= WRITTEN TASK =
Retype all material exactly. Pictures stay out of the copy.

= INPUT DATA =
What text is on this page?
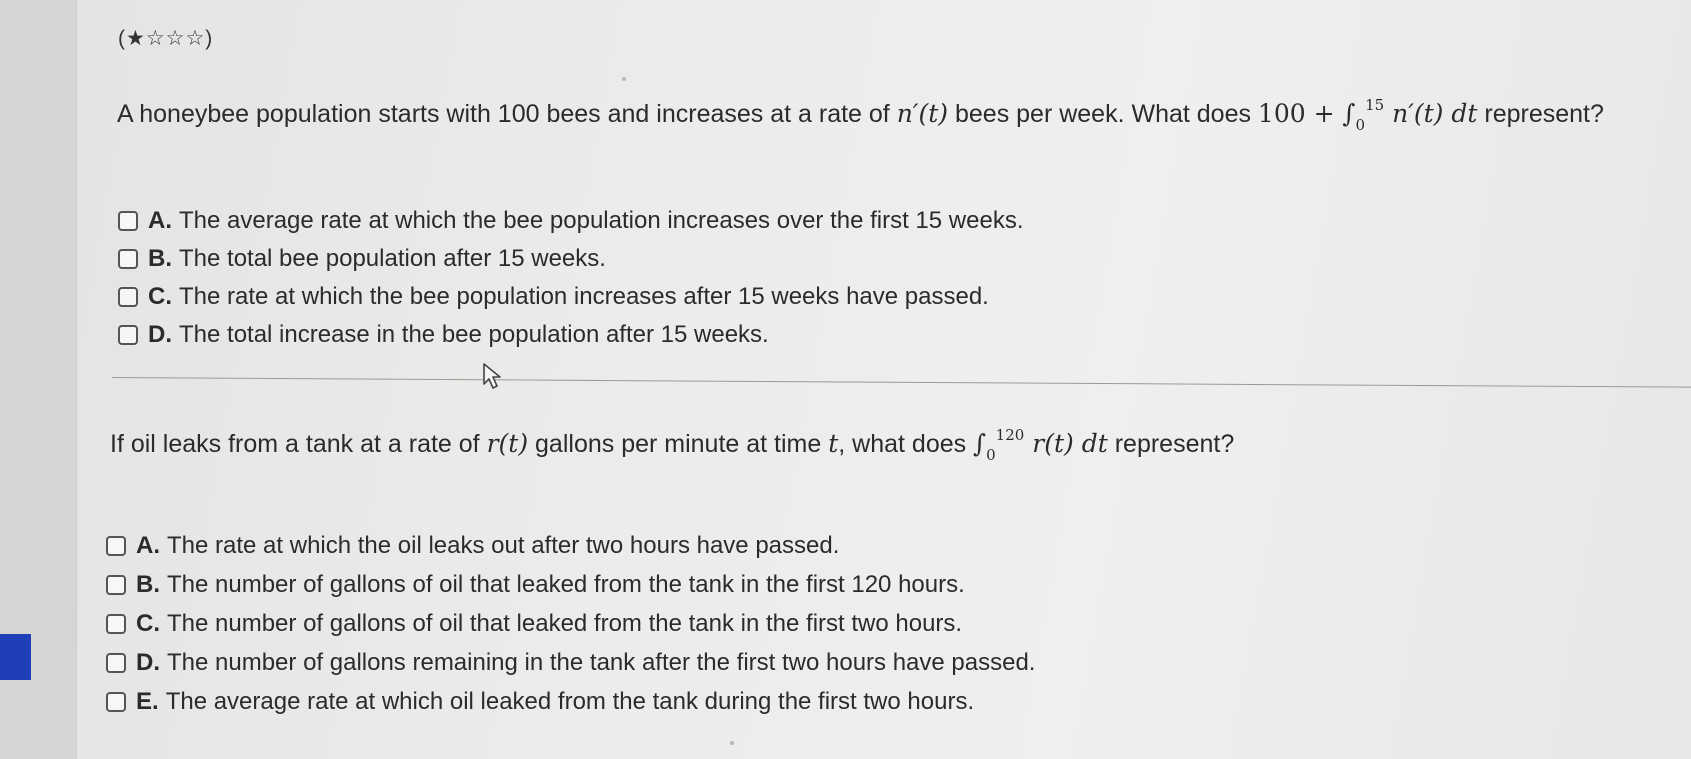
(★☆☆☆)
A honeybee population starts with 100 bees and increases at a rate of n′(t) bees per week. What does $100 + \int_0^{15}$ n′(t) dt represent?
A. The average rate at which the bee population increases over the first 15 weeks.
B. The total bee population after 15 weeks.
C. The rate at which the bee population increases after 15 weeks have passed.
D. The total increase in the bee population after 15 weeks.
If oil leaks from a tank at a rate of r(t) gallons per minute at time t, what does $\int_0^{120}$ r(t) dt represent?
A. The rate at which the oil leaks out after two hours have passed.
B. The number of gallons of oil that leaked from the tank in the first 120 hours.
C. The number of gallons of oil that leaked from the tank in the first two hours.
D. The number of gallons remaining in the tank after the first two hours have passed.
E. The average rate at which oil leaked from the tank during the first two hours.
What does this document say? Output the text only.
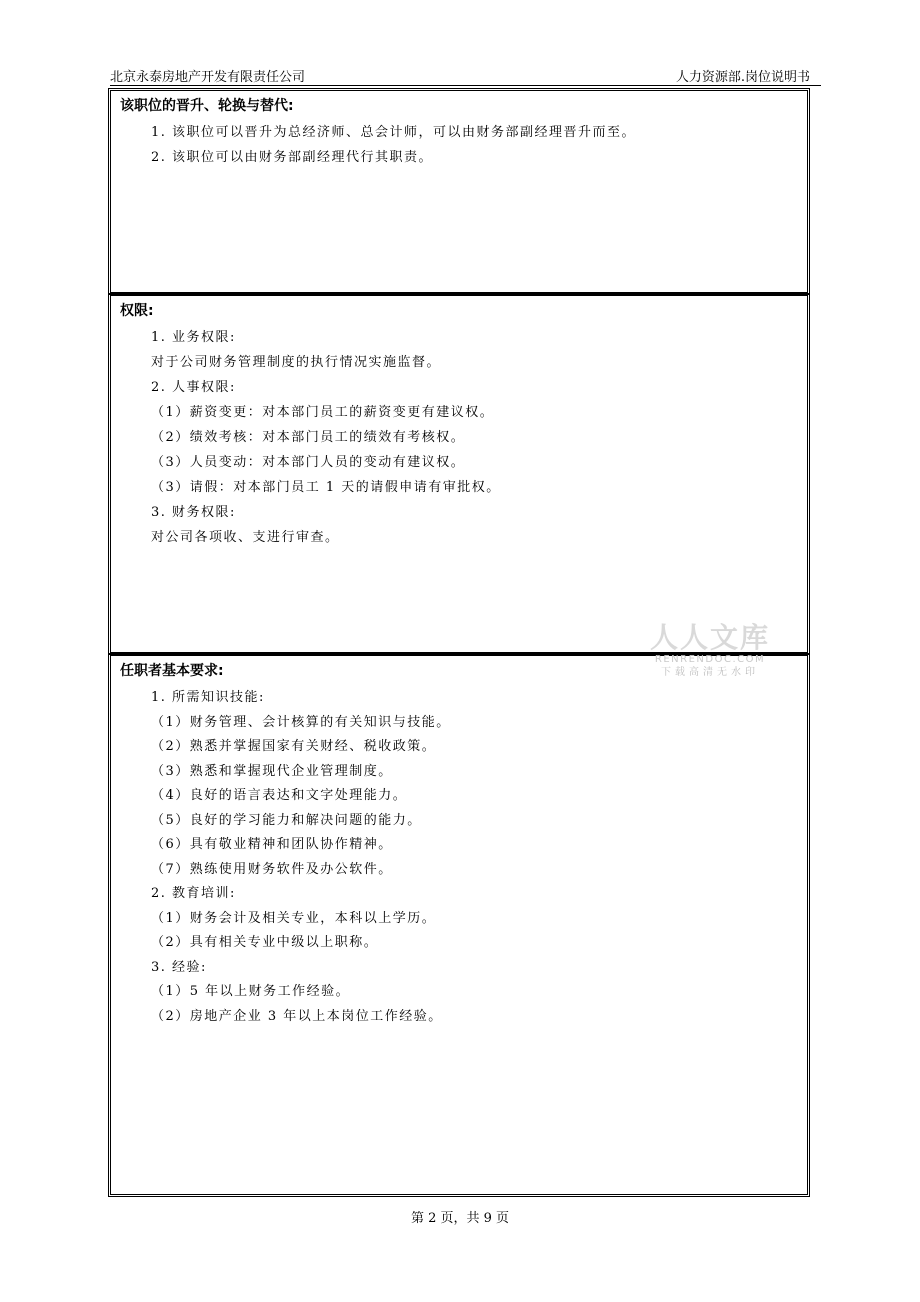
北京永泰房地产开发有限责任公司	人力资源部.岗位说明书
该职位的晋升、轮换与替代:
1. 该职位可以晋升为总经济师、总会计师，可以由财务部副经理晋升而至。
2. 该职位可以由财务部副经理代行其职责。
权限:
1. 业务权限:
对于公司财务管理制度的执行情况实施监督。
2. 人事权限:
（1）薪资变更：对本部门员工的薪资变更有建议权。
（2）绩效考核：对本部门员工的绩效有考核权。
（3）人员变动：对本部门人员的变动有建议权。
（3）请假：对本部门员工 1 天的请假申请有审批权。
3. 财务权限:
对公司各项收、支进行审查。
任职者基本要求:
1. 所需知识技能:
（1）财务管理、会计核算的有关知识与技能。
（2）熟悉并掌握国家有关财经、税收政策。
（3）熟悉和掌握现代企业管理制度。
（4）良好的语言表达和文字处理能力。
（5）良好的学习能力和解决问题的能力。
（6）具有敬业精神和团队协作精神。
（7）熟练使用财务软件及办公软件。
2. 教育培训:
（1）财务会计及相关专业，本科以上学历。
（2）具有相关专业中级以上职称。
3. 经验:
（1）5 年以上财务工作经验。
（2）房地产企业 3 年以上本岗位工作经验。
人人文库
RENRENDOC.COM
下载高清无水印
第 2 页，共 9 页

= COMPLETE OUTPUT =
What text is on this page?
(★☆☆☆)
A honeybee population starts with 100 bees and increases at a rate of n′(t) bees per week. What does $100 + \int_0^{15}$ n′(t) dt represent?
A. The average rate at which the bee population increases over the first 15 weeks.
B. The total bee population after 15 weeks.
C. The rate at which the bee population increases after 15 weeks have passed.
D. The total increase in the bee population after 15 weeks.
If oil leaks from a tank at a rate of r(t) gallons per minute at time t, what does $\int_0^{120}$ r(t) dt represent?
A. The rate at which the oil leaks out after two hours have passed.
B. The number of gallons of oil that leaked from the tank in the first 120 hours.
C. The number of gallons of oil that leaked from the tank in the first two hours.
D. The number of gallons remaining in the tank after the first two hours have passed.
E. The average rate at which oil leaked from the tank during the first two hours.
What does this document say? Output the text only.
北京永泰房地产开发有限责任公司	人力资源部.岗位说明书
该职位的晋升、轮换与替代:
1. 该职位可以晋升为总经济师、总会计师，可以由财务部副经理晋升而至。
2. 该职位可以由财务部副经理代行其职责。
权限:
1. 业务权限:
对于公司财务管理制度的执行情况实施监督。
2. 人事权限:
（1）薪资变更：对本部门员工的薪资变更有建议权。
（2）绩效考核：对本部门员工的绩效有考核权。
（3）人员变动：对本部门人员的变动有建议权。
（3）请假：对本部门员工 1 天的请假申请有审批权。
3. 财务权限:
对公司各项收、支进行审查。
任职者基本要求:
1. 所需知识技能:
（1）财务管理、会计核算的有关知识与技能。
（2）熟悉并掌握国家有关财经、税收政策。
（3）熟悉和掌握现代企业管理制度。
（4）良好的语言表达和文字处理能力。
（5）良好的学习能力和解决问题的能力。
（6）具有敬业精神和团队协作精神。
（7）熟练使用财务软件及办公软件。
2. 教育培训:
（1）财务会计及相关专业，本科以上学历。
（2）具有相关专业中级以上职称。
3. 经验:
（1）5 年以上财务工作经验。
（2）房地产企业 3 年以上本岗位工作经验。
人人文库
RENRENDOC.COM
下载高清无水印
第 2 页，共 9 页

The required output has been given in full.